Stated goal: Omit all images. Write out the rest of the material exactly.

Excerpted records:
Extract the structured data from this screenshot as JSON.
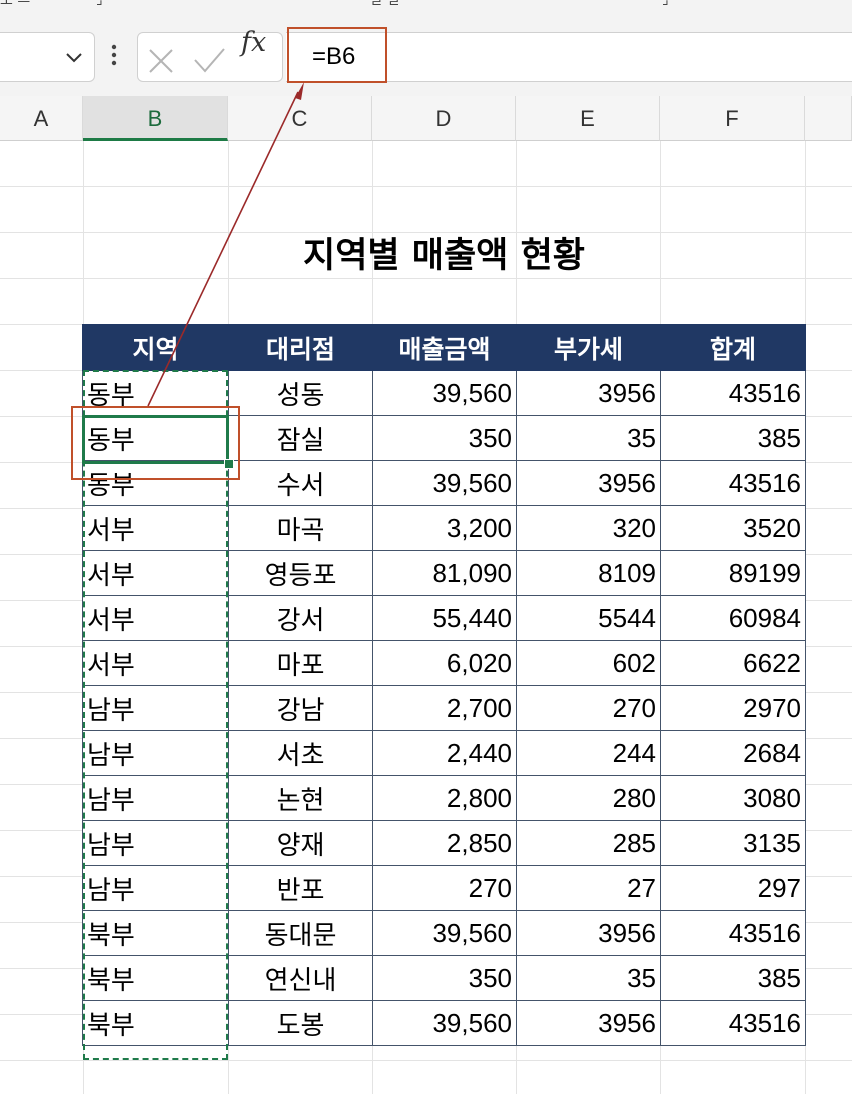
{
  "formula_bar": {
    "formula": "=B6",
    "fx_label": "fx"
  },
  "columns": [
    "A",
    "B",
    "C",
    "D",
    "E",
    "F"
  ],
  "active_column": "B",
  "sheet": {
    "title": "지역별 매출액 현황",
    "headers": [
      "지역",
      "대리점",
      "매출금액",
      "부가세",
      "합계"
    ],
    "rows": [
      [
        "동부",
        "성동",
        "39,560",
        "3956",
        "43516"
      ],
      [
        "동부",
        "잠실",
        "350",
        "35",
        "385"
      ],
      [
        "동부",
        "수서",
        "39,560",
        "3956",
        "43516"
      ],
      [
        "서부",
        "마곡",
        "3,200",
        "320",
        "3520"
      ],
      [
        "서부",
        "영등포",
        "81,090",
        "8109",
        "89199"
      ],
      [
        "서부",
        "강서",
        "55,440",
        "5544",
        "60984"
      ],
      [
        "서부",
        "마포",
        "6,020",
        "602",
        "6622"
      ],
      [
        "남부",
        "강남",
        "2,700",
        "270",
        "2970"
      ],
      [
        "남부",
        "서초",
        "2,440",
        "244",
        "2684"
      ],
      [
        "남부",
        "논현",
        "2,800",
        "280",
        "3080"
      ],
      [
        "남부",
        "양재",
        "2,850",
        "285",
        "3135"
      ],
      [
        "남부",
        "반포",
        "270",
        "27",
        "297"
      ],
      [
        "북부",
        "동대문",
        "39,560",
        "3956",
        "43516"
      ],
      [
        "북부",
        "연신내",
        "350",
        "35",
        "385"
      ],
      [
        "북부",
        "도봉",
        "39,560",
        "3956",
        "43516"
      ]
    ]
  },
  "colors": {
    "header_fill": "#203864",
    "selection_green": "#1f7a4a",
    "annotation_red": "#c0502a",
    "arrow": "#9b2a2a"
  }
}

Written reply:
Extract the structured data from this screenshot as JSON.
{
  "formula_bar": {
    "formula": "=B6",
    "fx_label": "fx"
  },
  "columns": [
    "A",
    "B",
    "C",
    "D",
    "E",
    "F"
  ],
  "active_column": "B",
  "sheet": {
    "title": "지역별 매출액 현황",
    "headers": [
      "지역",
      "대리점",
      "매출금액",
      "부가세",
      "합계"
    ],
    "rows": [
      [
        "동부",
        "성동",
        "39,560",
        "3956",
        "43516"
      ],
      [
        "동부",
        "잠실",
        "350",
        "35",
        "385"
      ],
      [
        "동부",
        "수서",
        "39,560",
        "3956",
        "43516"
      ],
      [
        "서부",
        "마곡",
        "3,200",
        "320",
        "3520"
      ],
      [
        "서부",
        "영등포",
        "81,090",
        "8109",
        "89199"
      ],
      [
        "서부",
        "강서",
        "55,440",
        "5544",
        "60984"
      ],
      [
        "서부",
        "마포",
        "6,020",
        "602",
        "6622"
      ],
      [
        "남부",
        "강남",
        "2,700",
        "270",
        "2970"
      ],
      [
        "남부",
        "서초",
        "2,440",
        "244",
        "2684"
      ],
      [
        "남부",
        "논현",
        "2,800",
        "280",
        "3080"
      ],
      [
        "남부",
        "양재",
        "2,850",
        "285",
        "3135"
      ],
      [
        "남부",
        "반포",
        "270",
        "27",
        "297"
      ],
      [
        "북부",
        "동대문",
        "39,560",
        "3956",
        "43516"
      ],
      [
        "북부",
        "연신내",
        "350",
        "35",
        "385"
      ],
      [
        "북부",
        "도봉",
        "39,560",
        "3956",
        "43516"
      ]
    ]
  },
  "colors": {
    "header_fill": "#203864",
    "selection_green": "#1f7a4a",
    "annotation_red": "#c0502a",
    "arrow": "#9b2a2a"
  }
}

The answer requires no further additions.